§ **Task inputs**:
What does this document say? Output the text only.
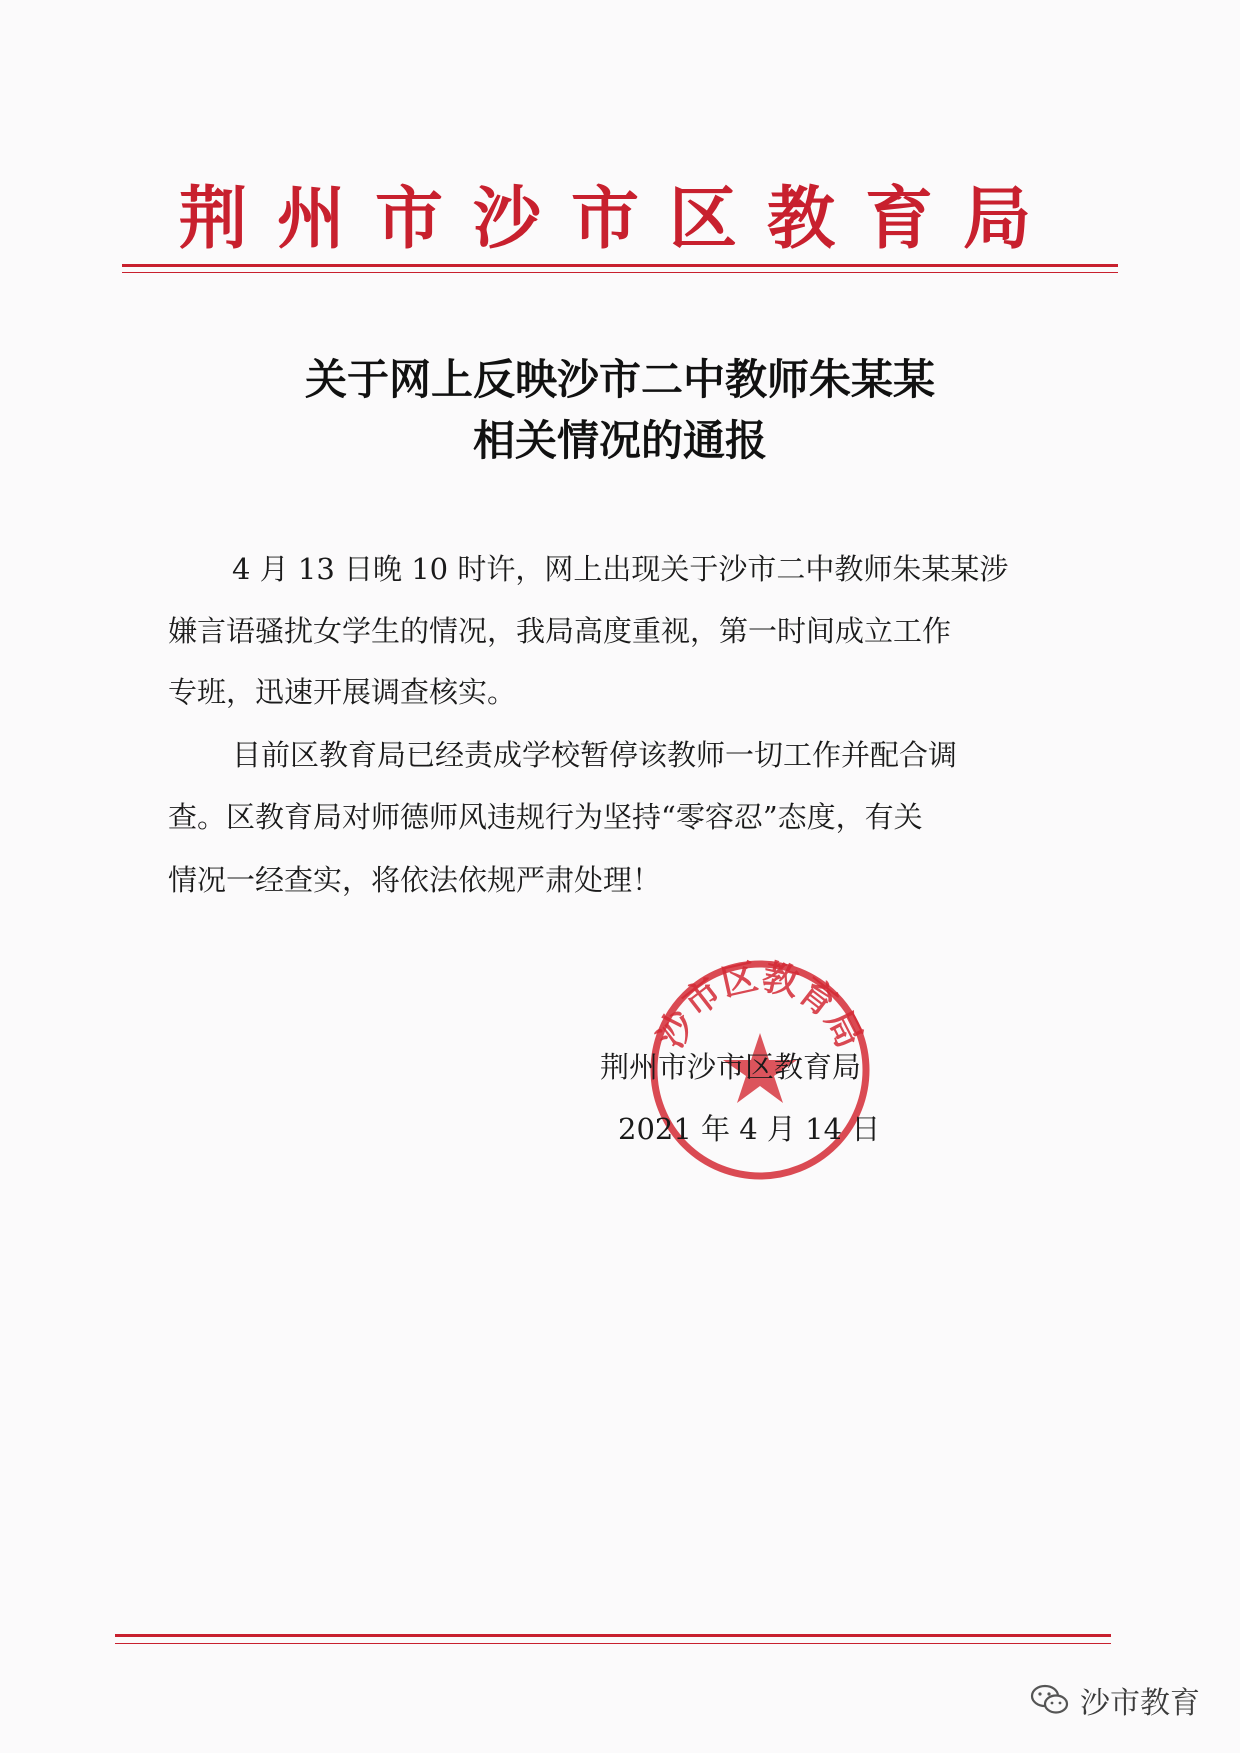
荆州市沙市区教育局
关于网上反映沙市二中教师朱某某
相关情况的通报
4 月 13 日晚 10 时许，网上出现关于沙市二中教师朱某某涉
嫌言语骚扰女学生的情况，我局高度重视，第一时间成立工作
专班，迅速开展调查核实。
目前区教育局已经责成学校暂停该教师一切工作并配合调
查。区教育局对师德师风违规行为坚持“零容忍”态度，有关
情况一经查实，将依法依规严肃处理！
沙市区教育局
荆州市沙市区教育局
2021 年 4 月 14 日
沙市教育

§ **Required task**: Every line should be retyped exactly, with the pictures omitted.

§ **Full output**:
What does this document say? Output the text only.
荆州市沙市区教育局
关于网上反映沙市二中教师朱某某
相关情况的通报
4 月 13 日晚 10 时许，网上出现关于沙市二中教师朱某某涉
嫌言语骚扰女学生的情况，我局高度重视，第一时间成立工作
专班，迅速开展调查核实。
目前区教育局已经责成学校暂停该教师一切工作并配合调
查。区教育局对师德师风违规行为坚持“零容忍”态度，有关
情况一经查实，将依法依规严肃处理！
沙市区教育局
荆州市沙市区教育局
2021 年 4 月 14 日
沙市教育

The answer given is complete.